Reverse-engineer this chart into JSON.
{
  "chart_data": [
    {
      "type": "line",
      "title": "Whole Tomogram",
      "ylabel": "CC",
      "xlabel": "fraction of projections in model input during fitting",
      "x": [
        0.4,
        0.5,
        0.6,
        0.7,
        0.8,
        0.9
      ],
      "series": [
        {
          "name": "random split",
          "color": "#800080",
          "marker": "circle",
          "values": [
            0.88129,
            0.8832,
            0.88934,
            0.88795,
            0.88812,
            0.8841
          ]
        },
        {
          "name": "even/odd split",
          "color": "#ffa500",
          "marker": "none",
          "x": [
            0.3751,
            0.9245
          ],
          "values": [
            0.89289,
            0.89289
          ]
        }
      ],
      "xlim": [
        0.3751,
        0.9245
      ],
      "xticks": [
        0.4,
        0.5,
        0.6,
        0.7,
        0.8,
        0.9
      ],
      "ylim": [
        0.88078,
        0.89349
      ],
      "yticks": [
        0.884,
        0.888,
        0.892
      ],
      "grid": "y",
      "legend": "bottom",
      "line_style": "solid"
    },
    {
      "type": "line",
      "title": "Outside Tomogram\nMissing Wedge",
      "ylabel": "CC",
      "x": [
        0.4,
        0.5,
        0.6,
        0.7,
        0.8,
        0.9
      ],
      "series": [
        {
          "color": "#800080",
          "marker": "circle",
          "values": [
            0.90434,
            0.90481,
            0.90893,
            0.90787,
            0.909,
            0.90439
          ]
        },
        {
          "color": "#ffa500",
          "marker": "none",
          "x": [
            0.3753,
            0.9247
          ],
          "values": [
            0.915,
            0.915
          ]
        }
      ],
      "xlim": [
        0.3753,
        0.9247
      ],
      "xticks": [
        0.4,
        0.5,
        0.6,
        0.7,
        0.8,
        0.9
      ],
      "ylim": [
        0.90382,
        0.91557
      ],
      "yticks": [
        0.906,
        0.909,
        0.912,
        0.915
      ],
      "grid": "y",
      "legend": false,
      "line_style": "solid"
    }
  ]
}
▬▬▬▬▬▬▬▬▬▬
### Task description
Print out every record again, exactly and in full.

### Result of this task
Reverse-engineer this chart into JSON.
{
  "chart_data": [
    {
      "type": "line",
      "title": "Whole Tomogram",
      "ylabel": "CC",
      "xlabel": "fraction of projections in model input during fitting",
      "x": [
        0.4,
        0.5,
        0.6,
        0.7,
        0.8,
        0.9
      ],
      "series": [
        {
          "name": "random split",
          "color": "#800080",
          "marker": "circle",
          "values": [
            0.88129,
            0.8832,
            0.88934,
            0.88795,
            0.88812,
            0.8841
          ]
        },
        {
          "name": "even/odd split",
          "color": "#ffa500",
          "marker": "none",
          "x": [
            0.3751,
            0.9245
          ],
          "values": [
            0.89289,
            0.89289
          ]
        }
      ],
      "xlim": [
        0.3751,
        0.9245
      ],
      "xticks": [
        0.4,
        0.5,
        0.6,
        0.7,
        0.8,
        0.9
      ],
      "ylim": [
        0.88078,
        0.89349
      ],
      "yticks": [
        0.884,
        0.888,
        0.892
      ],
      "grid": "y",
      "legend": "bottom",
      "line_style": "solid"
    },
    {
      "type": "line",
      "title": "Outside Tomogram\nMissing Wedge",
      "ylabel": "CC",
      "x": [
        0.4,
        0.5,
        0.6,
        0.7,
        0.8,
        0.9
      ],
      "series": [
        {
          "color": "#800080",
          "marker": "circle",
          "values": [
            0.90434,
            0.90481,
            0.90893,
            0.90787,
            0.909,
            0.90439
          ]
        },
        {
          "color": "#ffa500",
          "marker": "none",
          "x": [
            0.3753,
            0.9247
          ],
          "values": [
            0.915,
            0.915
          ]
        }
      ],
      "xlim": [
        0.3753,
        0.9247
      ],
      "xticks": [
        0.4,
        0.5,
        0.6,
        0.7,
        0.8,
        0.9
      ],
      "ylim": [
        0.90382,
        0.91557
      ],
      "yticks": [
        0.906,
        0.909,
        0.912,
        0.915
      ],
      "grid": "y",
      "legend": false,
      "line_style": "solid"
    }
  ]
}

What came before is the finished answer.